### Data in this exercise ###

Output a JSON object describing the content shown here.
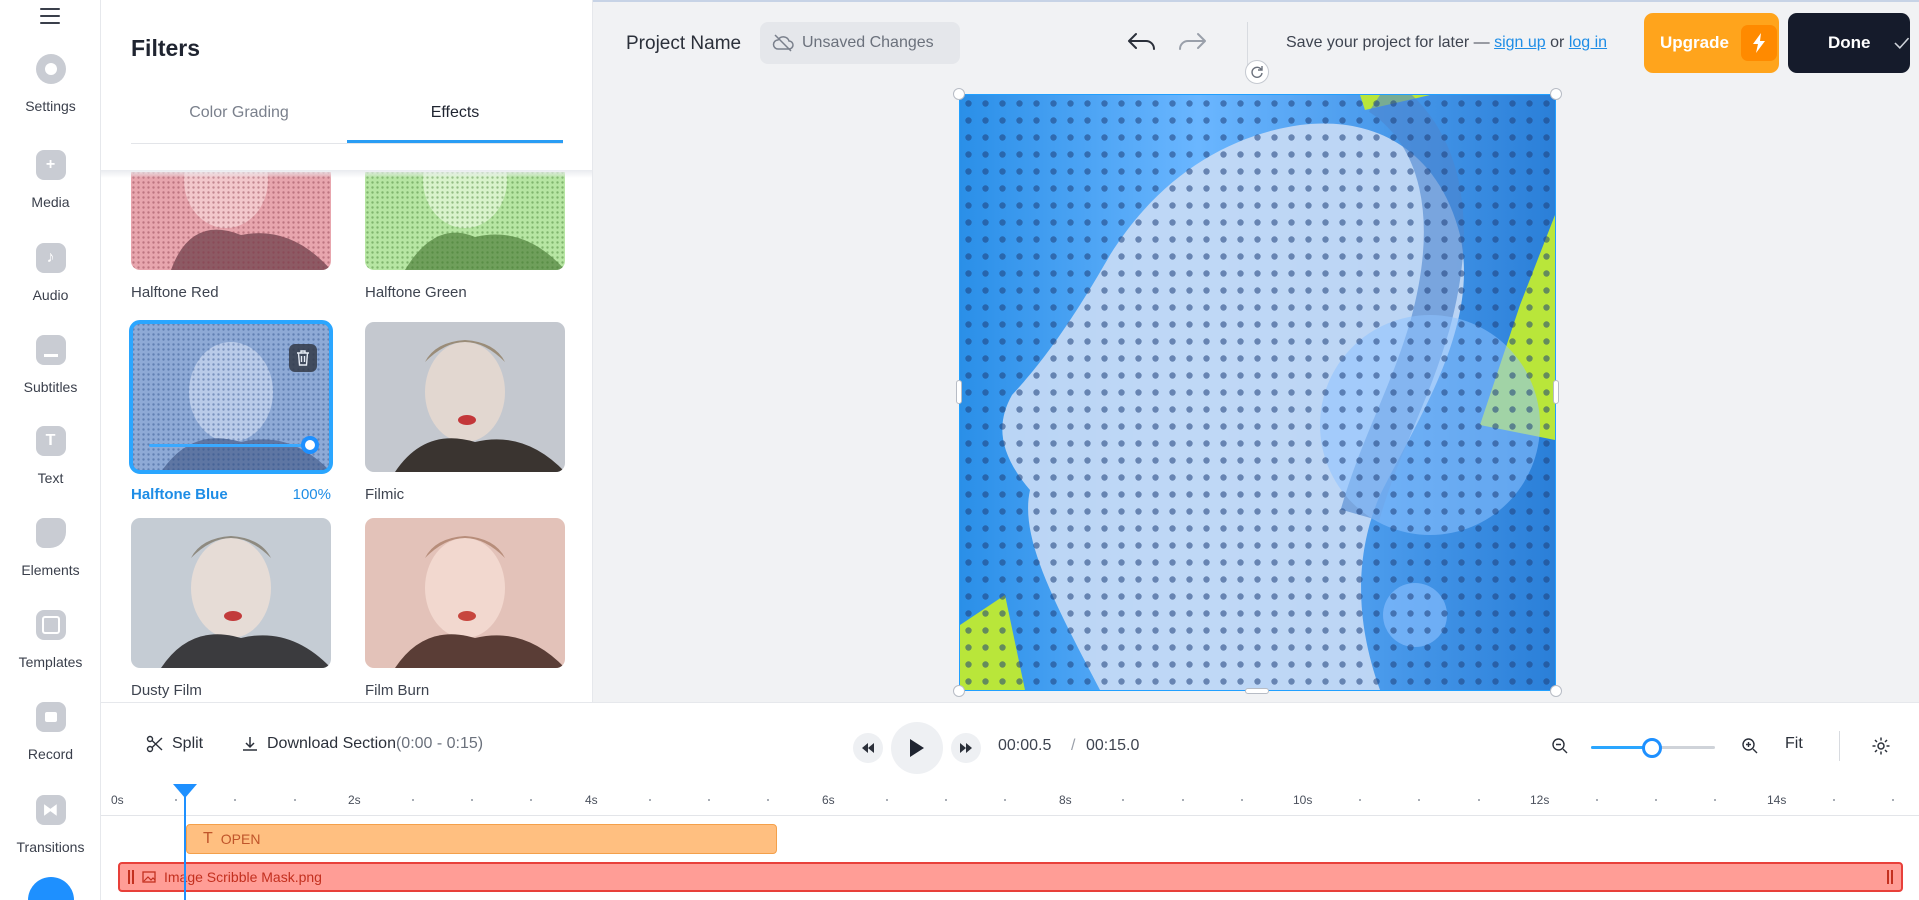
{
  "rail": {
    "items": [
      {
        "label": "Settings",
        "icon": "settings-icon"
      },
      {
        "label": "Media",
        "icon": "plus-icon"
      },
      {
        "label": "Audio",
        "icon": "music-icon"
      },
      {
        "label": "Subtitles",
        "icon": "subtitles-icon"
      },
      {
        "label": "Text",
        "icon": "text-icon"
      },
      {
        "label": "Elements",
        "icon": "elements-icon"
      },
      {
        "label": "Templates",
        "icon": "templates-icon"
      },
      {
        "label": "Record",
        "icon": "record-icon"
      },
      {
        "label": "Transitions",
        "icon": "transitions-icon"
      }
    ]
  },
  "filters": {
    "title": "Filters",
    "tabs": [
      {
        "label": "Color Grading",
        "active": false
      },
      {
        "label": "Effects",
        "active": true
      }
    ],
    "cards": [
      {
        "label": "Halftone Red",
        "tint": "#e8a6ae"
      },
      {
        "label": "Halftone Green",
        "tint": "#b7e6a3"
      },
      {
        "label": "Halftone Blue",
        "tint": "#8eaad6",
        "selected": true,
        "value": "100%",
        "intensity": 1.0
      },
      {
        "label": "Filmic",
        "tint": "#c4c8cf"
      },
      {
        "label": "Dusty Film",
        "tint": "#c5ccd4"
      },
      {
        "label": "Film Burn",
        "tint": "#e3c2b9"
      }
    ]
  },
  "topbar": {
    "project_name": "Project Name",
    "unsaved": "Unsaved Changes",
    "save_prefix": "Save your project for later — ",
    "sign_up": "sign up",
    "or": " or ",
    "log_in": "log in",
    "upgrade": "Upgrade",
    "done": "Done"
  },
  "controls": {
    "split": "Split",
    "download": "Download Section",
    "download_range": "(0:00 - 0:15)",
    "current_time": "00:00.5",
    "separator": "/",
    "total_time": "00:15.0",
    "fit": "Fit",
    "zoom_level": 0.5
  },
  "timeline": {
    "ticks": [
      "0s",
      "2s",
      "4s",
      "6s",
      "8s",
      "10s",
      "12s",
      "14s"
    ],
    "text_clip": "OPEN",
    "image_clip": "Image Scribble Mask.png"
  },
  "colors": {
    "accent": "#1e90ff",
    "upgrade": "#ffa41c",
    "done": "#151b2b",
    "text_clip": "#ffbf80",
    "image_clip": "#ff9d96"
  }
}
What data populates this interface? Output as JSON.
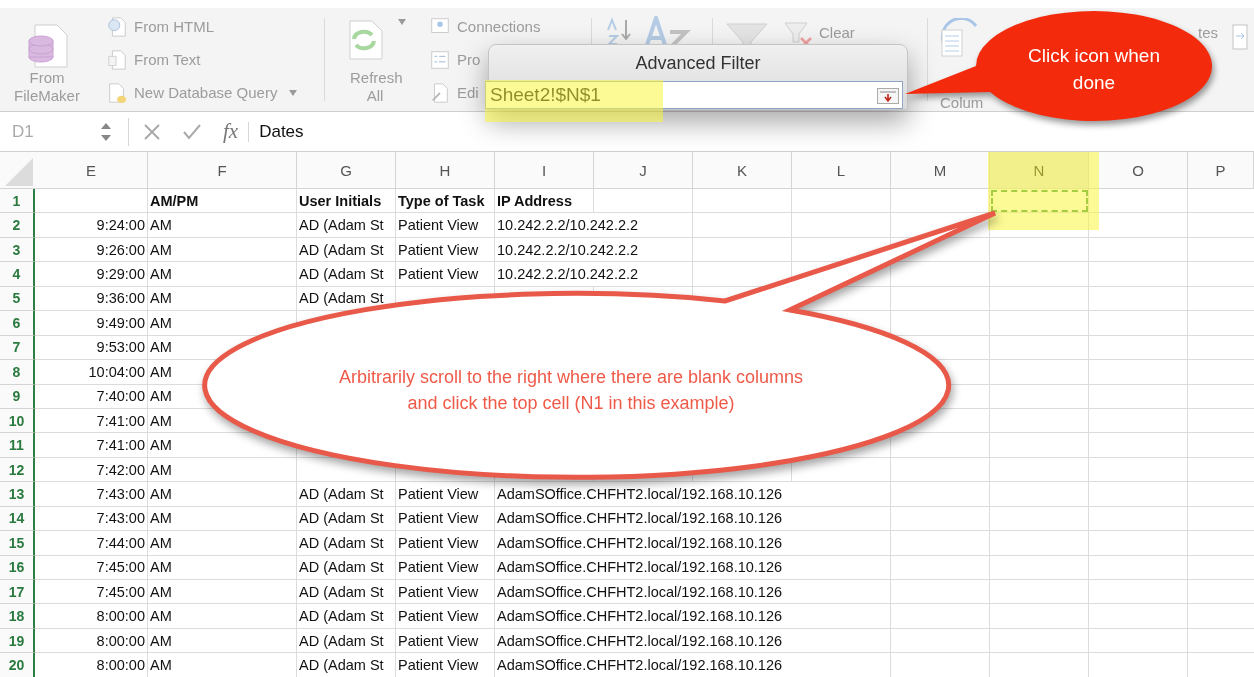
{
  "ribbon": {
    "from_filemaker": "From FileMaker",
    "get_data_items": [
      {
        "label": "From HTML",
        "kind": "globe"
      },
      {
        "label": "From Text",
        "kind": "text"
      },
      {
        "label": "New Database Query",
        "kind": "database",
        "caret": true
      }
    ],
    "refresh": "Refresh All",
    "connection_items": [
      {
        "label": "Connections",
        "kind": "connections"
      },
      {
        "label": "Pro",
        "kind": "properties"
      },
      {
        "label": "Edi",
        "kind": "links"
      }
    ],
    "clear": "Clear",
    "text_to_columns": "Colum",
    "cut_label": "tes"
  },
  "formula_bar": {
    "name_box": "D1",
    "function_label": "fx",
    "formula": "Dates"
  },
  "dialog": {
    "title": "Advanced Filter",
    "value": "Sheet2!$N$1"
  },
  "columns": [
    {
      "label": "E",
      "selected": false
    },
    {
      "label": "F",
      "selected": false
    },
    {
      "label": "G",
      "selected": false
    },
    {
      "label": "H",
      "selected": false
    },
    {
      "label": "I",
      "selected": false
    },
    {
      "label": "J",
      "selected": false
    },
    {
      "label": "K",
      "selected": false
    },
    {
      "label": "L",
      "selected": false
    },
    {
      "label": "M",
      "selected": false
    },
    {
      "label": "N",
      "selected": true
    },
    {
      "label": "O",
      "selected": false
    },
    {
      "label": "P",
      "selected": false
    }
  ],
  "rows": [
    {
      "number": "1",
      "kind": "header",
      "am_pm": "AM/PM",
      "user": "User Initials",
      "task": "Type of Task",
      "ip": "IP Address"
    },
    {
      "number": "2",
      "kind": "data",
      "time": "9:24:00",
      "am_pm": "AM",
      "user": "AD (Adam St",
      "task": "Patient View",
      "ip": "10.242.2.2/10.242.2.2"
    },
    {
      "number": "3",
      "kind": "data",
      "time": "9:26:00",
      "am_pm": "AM",
      "user": "AD (Adam St",
      "task": "Patient View",
      "ip": "10.242.2.2/10.242.2.2"
    },
    {
      "number": "4",
      "kind": "data",
      "time": "9:29:00",
      "am_pm": "AM",
      "user": "AD (Adam St",
      "task": "Patient View",
      "ip": "10.242.2.2/10.242.2.2"
    },
    {
      "number": "5",
      "kind": "data",
      "time": "9:36:00",
      "am_pm": "AM",
      "user": "AD (Adam St"
    },
    {
      "number": "6",
      "kind": "data",
      "time": "9:49:00",
      "am_pm": "AM"
    },
    {
      "number": "7",
      "kind": "data",
      "time": "9:53:00",
      "am_pm": "AM"
    },
    {
      "number": "8",
      "kind": "data",
      "time": "10:04:00",
      "am_pm": "AM"
    },
    {
      "number": "9",
      "kind": "data",
      "time": "7:40:00",
      "am_pm": "AM"
    },
    {
      "number": "10",
      "kind": "data",
      "time": "7:41:00",
      "am_pm": "AM"
    },
    {
      "number": "11",
      "kind": "data",
      "time": "7:41:00",
      "am_pm": "AM"
    },
    {
      "number": "12",
      "kind": "data",
      "time": "7:42:00",
      "am_pm": "AM"
    },
    {
      "number": "13",
      "kind": "data",
      "time": "7:43:00",
      "am_pm": "AM",
      "user": "AD (Adam St",
      "task": "Patient View",
      "ip": "AdamSOffice.CHFHT2.local/192.168.10.126"
    },
    {
      "number": "14",
      "kind": "data",
      "time": "7:43:00",
      "am_pm": "AM",
      "user": "AD (Adam St",
      "task": "Patient View",
      "ip": "AdamSOffice.CHFHT2.local/192.168.10.126"
    },
    {
      "number": "15",
      "kind": "data",
      "time": "7:44:00",
      "am_pm": "AM",
      "user": "AD (Adam St",
      "task": "Patient View",
      "ip": "AdamSOffice.CHFHT2.local/192.168.10.126"
    },
    {
      "number": "16",
      "kind": "data",
      "time": "7:45:00",
      "am_pm": "AM",
      "user": "AD (Adam St",
      "task": "Patient View",
      "ip": "AdamSOffice.CHFHT2.local/192.168.10.126"
    },
    {
      "number": "17",
      "kind": "data",
      "time": "7:45:00",
      "am_pm": "AM",
      "user": "AD (Adam St",
      "task": "Patient View",
      "ip": "AdamSOffice.CHFHT2.local/192.168.10.126"
    },
    {
      "number": "18",
      "kind": "data",
      "time": "8:00:00",
      "am_pm": "AM",
      "user": "AD (Adam St",
      "task": "Patient View",
      "ip": "AdamSOffice.CHFHT2.local/192.168.10.126"
    },
    {
      "number": "19",
      "kind": "data",
      "time": "8:00:00",
      "am_pm": "AM",
      "user": "AD (Adam St",
      "task": "Patient View",
      "ip": "AdamSOffice.CHFHT2.local/192.168.10.126"
    },
    {
      "number": "20",
      "kind": "data",
      "time": "8:00:00",
      "am_pm": "AM",
      "user": "AD (Adam St",
      "task": "Patient View",
      "ip": "AdamSOffice.CHFHT2.local/192.168.10.126"
    }
  ],
  "callouts": [
    {
      "kind": "red",
      "text": "Click icon when done"
    },
    {
      "kind": "white",
      "text": "Arbitrarily scroll to the right where there are blank columns and click the top cell (N1 in this example)"
    }
  ]
}
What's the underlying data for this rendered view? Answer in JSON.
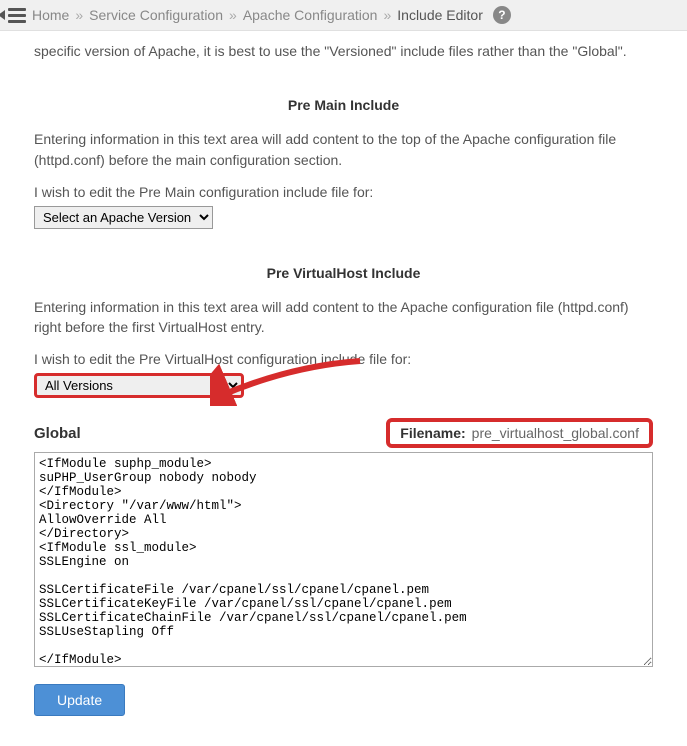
{
  "breadcrumb": {
    "items": [
      "Home",
      "Service Configuration",
      "Apache Configuration"
    ],
    "current": "Include Editor"
  },
  "intro": "specific version of Apache, it is best to use the \"Versioned\" include files rather than the \"Global\".",
  "sections": {
    "premain": {
      "title": "Pre Main Include",
      "desc": "Entering information in this text area will add content to the top of the Apache configuration file (httpd.conf) before the main configuration section.",
      "label": "I wish to edit the Pre Main configuration include file for:",
      "select_value": "Select an Apache Version"
    },
    "prevhost": {
      "title": "Pre VirtualHost Include",
      "desc": "Entering information in this text area will add content to the Apache configuration file (httpd.conf) right before the first VirtualHost entry.",
      "label": "I wish to edit the Pre VirtualHost configuration include file for:",
      "select_value": "All Versions",
      "file_heading": "Global",
      "filename_label": "Filename:",
      "filename_value": "pre_virtualhost_global.conf",
      "textarea_value": "<IfModule suphp_module>\nsuPHP_UserGroup nobody nobody\n</IfModule>\n<Directory \"/var/www/html\">\nAllowOverride All\n</Directory>\n<IfModule ssl_module>\nSSLEngine on\n\nSSLCertificateFile /var/cpanel/ssl/cpanel/cpanel.pem\nSSLCertificateKeyFile /var/cpanel/ssl/cpanel/cpanel.pem\nSSLCertificateChainFile /var/cpanel/ssl/cpanel/cpanel.pem\nSSLUseStapling Off\n\n</IfModule>",
      "update_label": "Update"
    }
  }
}
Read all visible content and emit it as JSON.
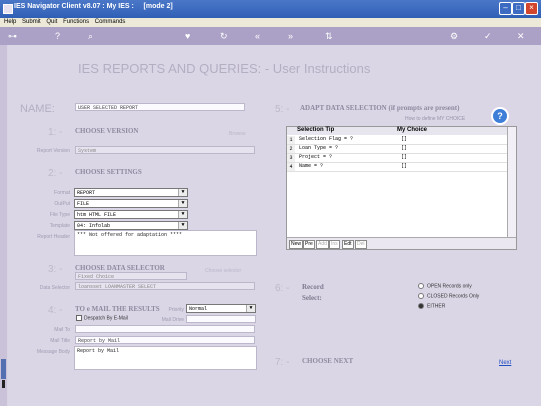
{
  "window": {
    "title": "IES Navigator Client v8.07 : My IES :     [mode 2]"
  },
  "menu": [
    "Help",
    "Submit",
    "Quit",
    "Functions",
    "Commands"
  ],
  "toolbar": {
    "icons": [
      "key-icon",
      "help-icon",
      "search-icon",
      "heart-icon",
      "refresh-icon",
      "back-icon",
      "forward-icon",
      "tree-icon",
      "tools-icon",
      "check-icon",
      "close-icon"
    ]
  },
  "page": {
    "heading": "IES REPORTS AND QUERIES: -   User Instructions"
  },
  "name": {
    "label": "NAME:",
    "value": "USER SELECTED REPORT"
  },
  "s1": {
    "num": "1: -",
    "title": "CHOOSE VERSION",
    "link": "Browse",
    "version_label": "Report Version",
    "version_value": "System"
  },
  "s2": {
    "num": "2: -",
    "title": "CHOOSE SETTINGS",
    "format_label": "Format",
    "format_value": "REPORT",
    "output_label": "OutPut",
    "output_value": "FILE",
    "filetype_label": "File Type",
    "filetype_value": "htm HTML FILE",
    "template_label": "Template",
    "template_value": "04: Infolab",
    "header_label": "Report Header",
    "header_value": "*** Not offered for adaptation ****"
  },
  "s3": {
    "num": "3: -",
    "title": "CHOOSE DATA SELECTOR",
    "link": "Choose selector",
    "fixed": "Fixed Choice",
    "selector_label": "Data Selector",
    "selector_value": "loansset LOANMASTER SELECT"
  },
  "s4": {
    "num": "4: -",
    "title": "TO e MAIL THE RESULTS",
    "priority_label": "Priority",
    "priority_value": "Normal",
    "despatch_label": "Despatch By E-Mail",
    "maildrive_label": "Mail Drive",
    "mailto_label": "Mail To",
    "mailtitle_label": "Mail Title",
    "mailtitle_value": "Report by Mail",
    "body_label": "Message Body",
    "body_value": "Report by Mail"
  },
  "s5": {
    "num": "5: -",
    "title": "ADAPT DATA SELECTION (if prompts are present)",
    "howto": "How to define MY CHOICE",
    "col_tip": "Selection Tip",
    "col_choice": "My Choice",
    "rows": [
      {
        "n": "1",
        "tip": "Selection Flag = ?",
        "choice": "[]"
      },
      {
        "n": "2",
        "tip": "Loan Type = ?",
        "choice": "[]"
      },
      {
        "n": "3",
        "tip": "Project = ?",
        "choice": "[]"
      },
      {
        "n": "4",
        "tip": "Name = ?",
        "choice": "[]"
      }
    ],
    "buttons": [
      "New",
      "Pre",
      "Add",
      "Ins",
      "Edt",
      "Del"
    ]
  },
  "s6": {
    "num": "6: -",
    "record_label": "Record",
    "select_label": "Select:",
    "options": [
      "OPEN Records only",
      "CLOSED Records Only",
      "EITHER"
    ],
    "selected_index": 2
  },
  "s7": {
    "num": "7: -",
    "title": "CHOOSE NEXT",
    "next": "Next"
  }
}
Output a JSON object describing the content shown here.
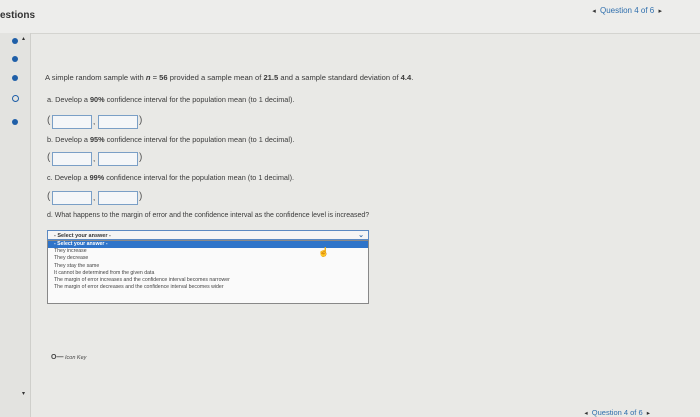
{
  "header": {
    "title": "estions",
    "nav_prev": "◂",
    "nav_label": "Question 4 of 6",
    "nav_next": "▸"
  },
  "sidebar": {
    "caret_up": "▴",
    "caret_down": "▾"
  },
  "problem": {
    "prefix": "A simple random sample with ",
    "n_label": "n",
    "equals": " = ",
    "n_value": "56",
    "middle": " provided a sample mean of ",
    "mean": "21.5",
    "middle2": " and a sample standard deviation of ",
    "sd": "4.4",
    "suffix": "."
  },
  "parts": {
    "a": {
      "prefix": "a. Develop a ",
      "pct": "90%",
      "suffix": " confidence interval for the population mean (to 1 decimal)."
    },
    "b": {
      "prefix": "b. Develop a ",
      "pct": "95%",
      "suffix": " confidence interval for the population mean (to 1 decimal)."
    },
    "c": {
      "prefix": "c. Develop a ",
      "pct": "99%",
      "suffix": " confidence interval for the population mean (to 1 decimal)."
    },
    "d": {
      "text": "d. What happens to the margin of error and the confidence interval as the confidence level is increased?"
    }
  },
  "interval": {
    "open": "(",
    "comma": ",",
    "close": ")"
  },
  "select": {
    "current": "- Select your answer -",
    "chevron": "⌄",
    "options": [
      "- Select your answer -",
      "They increase",
      "They decrease",
      "They stay the same",
      "It cannot be determined from the given data",
      "The margin of error increases and the confidence interval becomes narrower",
      "The margin of error decreases and the confidence interval becomes wider"
    ]
  },
  "icon_key": {
    "key": "O—",
    "label": " Icon Key"
  },
  "footer": {
    "nav_prev": "◂",
    "nav_label": "Question 4 of 6",
    "nav_next": "▸"
  }
}
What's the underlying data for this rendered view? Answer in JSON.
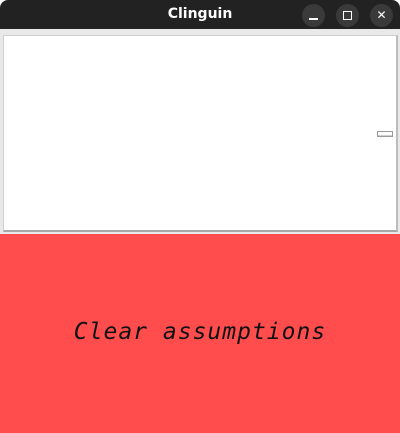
{
  "window": {
    "title": "Clinguin",
    "controls": {
      "minimize_icon": "minimize-icon",
      "maximize_icon": "maximize-icon",
      "close_icon": "close-icon",
      "close_glyph": "✕"
    }
  },
  "main": {
    "clear_button_label": "Clear assumptions",
    "clear_button_color": "#ff4d4d"
  }
}
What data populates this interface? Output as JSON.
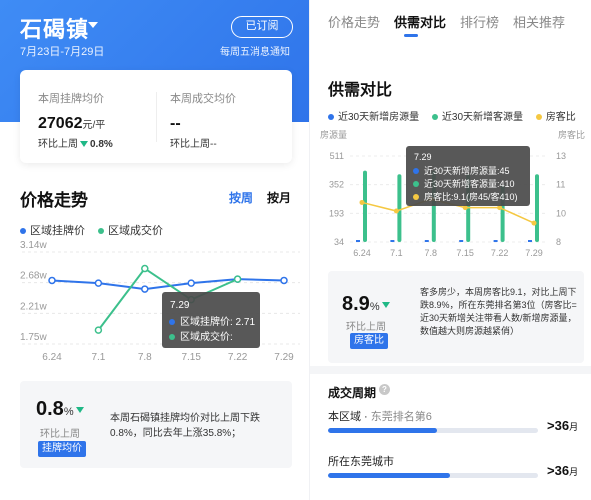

###

Pull out all lines of the data with the string "will".

**Written response**
      "desc": "Entering information in this text area will add content to the top of the Apache configuration file (httpd.conf) before the main configuration section.",
      "desc": "Entering information in this text area will add content to the Apache configuration file (httpd.conf) right before the first VirtualHost entry.",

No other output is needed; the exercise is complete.